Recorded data
★ ★ ★ ★
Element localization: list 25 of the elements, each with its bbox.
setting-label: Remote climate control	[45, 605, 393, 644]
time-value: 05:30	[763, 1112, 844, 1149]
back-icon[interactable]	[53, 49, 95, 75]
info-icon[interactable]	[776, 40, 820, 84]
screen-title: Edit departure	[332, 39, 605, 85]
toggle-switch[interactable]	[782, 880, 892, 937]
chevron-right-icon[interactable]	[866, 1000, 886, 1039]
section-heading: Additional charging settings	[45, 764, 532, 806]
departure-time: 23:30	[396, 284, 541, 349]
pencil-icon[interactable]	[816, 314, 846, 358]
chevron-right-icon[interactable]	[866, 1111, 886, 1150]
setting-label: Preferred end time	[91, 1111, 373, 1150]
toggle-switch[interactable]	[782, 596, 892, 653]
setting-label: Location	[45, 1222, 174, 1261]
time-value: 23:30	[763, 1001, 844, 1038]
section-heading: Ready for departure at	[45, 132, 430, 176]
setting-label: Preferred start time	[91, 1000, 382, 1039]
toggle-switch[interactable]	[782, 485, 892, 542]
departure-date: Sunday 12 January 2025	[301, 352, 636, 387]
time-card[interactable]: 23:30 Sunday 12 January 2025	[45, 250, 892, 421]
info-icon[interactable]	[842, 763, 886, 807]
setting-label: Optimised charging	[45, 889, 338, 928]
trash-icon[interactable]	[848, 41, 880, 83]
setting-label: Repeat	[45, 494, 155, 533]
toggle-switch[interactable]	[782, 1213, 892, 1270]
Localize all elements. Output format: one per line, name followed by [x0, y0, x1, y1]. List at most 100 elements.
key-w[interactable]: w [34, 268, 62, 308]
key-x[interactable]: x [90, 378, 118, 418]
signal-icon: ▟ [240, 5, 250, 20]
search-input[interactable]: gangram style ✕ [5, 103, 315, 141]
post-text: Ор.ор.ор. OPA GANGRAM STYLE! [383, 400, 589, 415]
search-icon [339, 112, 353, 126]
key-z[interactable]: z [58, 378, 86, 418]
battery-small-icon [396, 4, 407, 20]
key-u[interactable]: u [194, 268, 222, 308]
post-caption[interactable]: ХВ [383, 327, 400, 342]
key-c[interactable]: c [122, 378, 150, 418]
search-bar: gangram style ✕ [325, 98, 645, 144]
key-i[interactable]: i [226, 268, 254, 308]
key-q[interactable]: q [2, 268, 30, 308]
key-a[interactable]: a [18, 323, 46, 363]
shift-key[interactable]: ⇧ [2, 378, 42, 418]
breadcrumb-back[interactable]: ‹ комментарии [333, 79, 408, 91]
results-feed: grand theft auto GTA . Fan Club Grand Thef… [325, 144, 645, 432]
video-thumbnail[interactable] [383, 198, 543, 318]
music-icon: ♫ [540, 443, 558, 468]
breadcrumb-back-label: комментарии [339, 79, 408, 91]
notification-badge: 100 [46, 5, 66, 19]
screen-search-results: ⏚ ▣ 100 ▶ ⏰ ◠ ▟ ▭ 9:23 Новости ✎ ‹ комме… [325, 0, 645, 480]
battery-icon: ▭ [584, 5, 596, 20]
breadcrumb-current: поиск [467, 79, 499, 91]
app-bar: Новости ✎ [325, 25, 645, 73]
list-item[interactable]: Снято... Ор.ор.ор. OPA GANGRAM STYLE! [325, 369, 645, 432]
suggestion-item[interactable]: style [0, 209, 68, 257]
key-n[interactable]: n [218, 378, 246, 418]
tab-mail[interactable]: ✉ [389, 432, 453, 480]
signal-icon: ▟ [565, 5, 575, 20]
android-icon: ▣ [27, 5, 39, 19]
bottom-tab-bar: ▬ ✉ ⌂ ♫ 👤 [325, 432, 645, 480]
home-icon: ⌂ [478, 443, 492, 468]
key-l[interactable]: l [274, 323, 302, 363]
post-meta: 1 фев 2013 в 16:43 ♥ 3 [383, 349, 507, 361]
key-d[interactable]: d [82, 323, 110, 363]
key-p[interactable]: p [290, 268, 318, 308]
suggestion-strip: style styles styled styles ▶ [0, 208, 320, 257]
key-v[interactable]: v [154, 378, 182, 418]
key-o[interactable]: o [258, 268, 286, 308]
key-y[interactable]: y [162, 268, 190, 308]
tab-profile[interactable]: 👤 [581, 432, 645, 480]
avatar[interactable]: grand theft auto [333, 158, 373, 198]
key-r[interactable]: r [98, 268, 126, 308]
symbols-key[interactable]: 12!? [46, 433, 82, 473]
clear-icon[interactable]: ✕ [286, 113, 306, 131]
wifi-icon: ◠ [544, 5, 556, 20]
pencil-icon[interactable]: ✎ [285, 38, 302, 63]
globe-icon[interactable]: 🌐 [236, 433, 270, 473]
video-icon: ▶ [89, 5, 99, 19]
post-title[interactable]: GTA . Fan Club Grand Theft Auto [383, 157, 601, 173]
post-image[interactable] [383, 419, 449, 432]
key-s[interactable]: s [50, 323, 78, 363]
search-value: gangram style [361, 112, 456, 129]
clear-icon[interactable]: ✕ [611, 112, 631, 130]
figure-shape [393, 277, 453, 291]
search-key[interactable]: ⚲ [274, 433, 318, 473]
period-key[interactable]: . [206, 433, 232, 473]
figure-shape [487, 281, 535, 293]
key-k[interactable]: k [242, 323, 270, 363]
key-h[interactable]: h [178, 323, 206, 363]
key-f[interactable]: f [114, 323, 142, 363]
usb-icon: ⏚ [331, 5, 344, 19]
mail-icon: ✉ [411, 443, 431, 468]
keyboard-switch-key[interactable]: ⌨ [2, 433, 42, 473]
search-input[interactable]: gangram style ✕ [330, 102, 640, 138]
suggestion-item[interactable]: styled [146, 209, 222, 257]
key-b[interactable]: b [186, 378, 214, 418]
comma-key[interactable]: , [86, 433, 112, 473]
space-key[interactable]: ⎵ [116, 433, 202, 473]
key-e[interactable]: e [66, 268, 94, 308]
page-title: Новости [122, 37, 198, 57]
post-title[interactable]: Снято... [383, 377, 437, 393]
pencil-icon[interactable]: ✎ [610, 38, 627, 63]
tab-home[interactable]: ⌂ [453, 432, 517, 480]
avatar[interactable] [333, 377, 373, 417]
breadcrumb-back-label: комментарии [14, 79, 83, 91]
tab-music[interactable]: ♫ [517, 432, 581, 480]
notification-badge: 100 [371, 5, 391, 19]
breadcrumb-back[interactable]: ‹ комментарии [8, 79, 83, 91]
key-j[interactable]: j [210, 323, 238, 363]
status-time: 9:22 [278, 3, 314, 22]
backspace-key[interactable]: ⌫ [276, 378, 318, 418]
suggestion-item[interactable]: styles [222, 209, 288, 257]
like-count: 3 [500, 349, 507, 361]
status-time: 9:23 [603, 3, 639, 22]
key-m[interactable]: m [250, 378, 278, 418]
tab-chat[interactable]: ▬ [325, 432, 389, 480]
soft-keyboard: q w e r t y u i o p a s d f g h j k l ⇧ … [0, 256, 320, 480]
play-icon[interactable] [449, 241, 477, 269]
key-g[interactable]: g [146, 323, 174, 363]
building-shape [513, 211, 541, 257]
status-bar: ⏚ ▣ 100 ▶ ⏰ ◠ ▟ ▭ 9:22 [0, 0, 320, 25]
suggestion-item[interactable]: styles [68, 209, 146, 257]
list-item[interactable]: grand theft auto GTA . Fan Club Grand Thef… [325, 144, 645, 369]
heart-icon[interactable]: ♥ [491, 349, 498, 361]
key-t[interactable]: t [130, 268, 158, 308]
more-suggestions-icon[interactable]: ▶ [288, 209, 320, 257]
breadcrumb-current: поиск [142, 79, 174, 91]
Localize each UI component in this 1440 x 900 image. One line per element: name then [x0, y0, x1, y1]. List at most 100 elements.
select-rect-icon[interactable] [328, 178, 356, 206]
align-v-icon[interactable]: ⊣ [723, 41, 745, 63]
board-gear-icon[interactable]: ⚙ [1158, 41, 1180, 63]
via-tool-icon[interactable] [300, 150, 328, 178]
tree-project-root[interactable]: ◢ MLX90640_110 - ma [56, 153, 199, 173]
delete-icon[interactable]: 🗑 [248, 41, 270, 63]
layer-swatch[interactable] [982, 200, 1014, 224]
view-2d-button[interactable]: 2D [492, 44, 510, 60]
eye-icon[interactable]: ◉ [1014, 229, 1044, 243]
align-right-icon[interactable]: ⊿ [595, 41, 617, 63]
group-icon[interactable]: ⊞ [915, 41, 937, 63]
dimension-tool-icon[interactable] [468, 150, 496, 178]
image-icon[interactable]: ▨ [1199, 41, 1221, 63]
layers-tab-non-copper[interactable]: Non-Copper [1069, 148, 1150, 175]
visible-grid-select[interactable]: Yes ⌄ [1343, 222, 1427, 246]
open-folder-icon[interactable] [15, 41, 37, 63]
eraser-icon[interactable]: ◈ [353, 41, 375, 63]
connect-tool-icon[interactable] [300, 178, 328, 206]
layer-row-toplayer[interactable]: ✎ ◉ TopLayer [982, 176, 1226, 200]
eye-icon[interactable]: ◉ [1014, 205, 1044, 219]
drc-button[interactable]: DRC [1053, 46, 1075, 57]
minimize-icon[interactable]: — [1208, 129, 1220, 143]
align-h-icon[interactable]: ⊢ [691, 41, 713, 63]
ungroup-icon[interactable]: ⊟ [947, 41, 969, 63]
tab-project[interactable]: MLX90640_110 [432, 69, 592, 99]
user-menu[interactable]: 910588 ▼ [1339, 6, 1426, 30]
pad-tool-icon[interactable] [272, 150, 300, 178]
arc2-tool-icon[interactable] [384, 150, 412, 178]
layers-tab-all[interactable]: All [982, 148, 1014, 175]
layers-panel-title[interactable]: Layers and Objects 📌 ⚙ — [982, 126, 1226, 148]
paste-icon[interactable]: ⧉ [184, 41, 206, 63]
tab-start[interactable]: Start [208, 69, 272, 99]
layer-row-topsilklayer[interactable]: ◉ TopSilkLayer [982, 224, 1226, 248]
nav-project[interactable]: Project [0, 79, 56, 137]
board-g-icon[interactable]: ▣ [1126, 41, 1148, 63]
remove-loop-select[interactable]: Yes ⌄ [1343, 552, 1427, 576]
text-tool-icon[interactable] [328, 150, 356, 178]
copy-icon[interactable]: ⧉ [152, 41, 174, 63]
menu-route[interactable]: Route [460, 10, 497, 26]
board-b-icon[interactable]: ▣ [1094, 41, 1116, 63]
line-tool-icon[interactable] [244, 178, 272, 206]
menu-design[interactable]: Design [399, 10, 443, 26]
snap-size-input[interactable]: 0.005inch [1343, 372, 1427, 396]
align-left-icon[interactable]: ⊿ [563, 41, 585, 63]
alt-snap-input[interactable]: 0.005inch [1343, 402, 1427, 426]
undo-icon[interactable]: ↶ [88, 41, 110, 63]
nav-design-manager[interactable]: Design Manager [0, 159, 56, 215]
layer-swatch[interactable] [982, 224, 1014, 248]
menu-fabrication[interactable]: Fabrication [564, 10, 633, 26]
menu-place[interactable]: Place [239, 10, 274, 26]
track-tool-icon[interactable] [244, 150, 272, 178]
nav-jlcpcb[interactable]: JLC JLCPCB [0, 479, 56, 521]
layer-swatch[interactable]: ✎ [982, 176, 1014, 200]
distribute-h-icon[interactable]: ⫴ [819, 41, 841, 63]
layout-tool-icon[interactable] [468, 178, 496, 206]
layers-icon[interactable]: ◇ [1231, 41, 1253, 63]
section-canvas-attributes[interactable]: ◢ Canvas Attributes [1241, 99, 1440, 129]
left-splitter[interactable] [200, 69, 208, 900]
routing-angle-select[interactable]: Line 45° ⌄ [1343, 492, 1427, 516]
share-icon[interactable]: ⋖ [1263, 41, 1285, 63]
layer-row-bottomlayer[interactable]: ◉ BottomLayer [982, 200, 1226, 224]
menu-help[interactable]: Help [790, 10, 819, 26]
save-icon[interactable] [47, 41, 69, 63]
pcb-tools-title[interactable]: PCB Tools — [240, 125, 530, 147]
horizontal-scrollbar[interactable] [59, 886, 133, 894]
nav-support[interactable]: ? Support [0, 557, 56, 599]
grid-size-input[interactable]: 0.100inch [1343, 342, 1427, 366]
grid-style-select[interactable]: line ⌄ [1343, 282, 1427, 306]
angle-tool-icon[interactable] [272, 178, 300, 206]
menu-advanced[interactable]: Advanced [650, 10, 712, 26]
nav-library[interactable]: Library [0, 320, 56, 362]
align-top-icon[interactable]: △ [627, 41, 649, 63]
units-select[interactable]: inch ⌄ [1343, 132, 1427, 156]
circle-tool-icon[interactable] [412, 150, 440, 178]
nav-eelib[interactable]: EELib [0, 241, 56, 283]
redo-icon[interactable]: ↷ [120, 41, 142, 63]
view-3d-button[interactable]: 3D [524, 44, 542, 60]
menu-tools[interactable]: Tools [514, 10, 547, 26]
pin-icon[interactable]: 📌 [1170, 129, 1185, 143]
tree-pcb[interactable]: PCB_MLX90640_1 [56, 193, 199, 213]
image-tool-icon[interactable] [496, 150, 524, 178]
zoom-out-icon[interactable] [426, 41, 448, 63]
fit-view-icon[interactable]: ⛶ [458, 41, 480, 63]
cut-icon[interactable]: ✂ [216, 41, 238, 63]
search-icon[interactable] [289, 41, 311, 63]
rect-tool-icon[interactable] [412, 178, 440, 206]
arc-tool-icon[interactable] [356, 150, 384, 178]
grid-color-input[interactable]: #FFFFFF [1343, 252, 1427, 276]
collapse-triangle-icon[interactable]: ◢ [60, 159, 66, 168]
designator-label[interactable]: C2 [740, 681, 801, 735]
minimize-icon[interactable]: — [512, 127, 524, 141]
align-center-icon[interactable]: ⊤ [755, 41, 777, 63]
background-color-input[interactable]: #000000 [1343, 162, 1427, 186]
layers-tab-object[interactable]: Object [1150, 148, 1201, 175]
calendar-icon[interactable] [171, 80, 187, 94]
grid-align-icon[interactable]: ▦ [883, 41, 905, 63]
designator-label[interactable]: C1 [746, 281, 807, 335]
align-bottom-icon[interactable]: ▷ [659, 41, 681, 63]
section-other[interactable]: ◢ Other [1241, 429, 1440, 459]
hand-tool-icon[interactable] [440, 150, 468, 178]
★ ★ ★ ★
Can you write out, unchanged, the rows above from the very first one through the row containing "314, 846, 358]", including both?

Task output:
Element localization: list 25 of the elements, each with its bbox.
setting-label: Remote climate control	[45, 605, 393, 644]
time-value: 05:30	[763, 1112, 844, 1149]
back-icon[interactable]	[53, 49, 95, 75]
info-icon[interactable]	[776, 40, 820, 84]
screen-title: Edit departure	[332, 39, 605, 85]
toggle-switch[interactable]	[782, 880, 892, 937]
chevron-right-icon[interactable]	[866, 1000, 886, 1039]
section-heading: Additional charging settings	[45, 764, 532, 806]
departure-time: 23:30	[396, 284, 541, 349]
pencil-icon[interactable]	[816, 314, 846, 358]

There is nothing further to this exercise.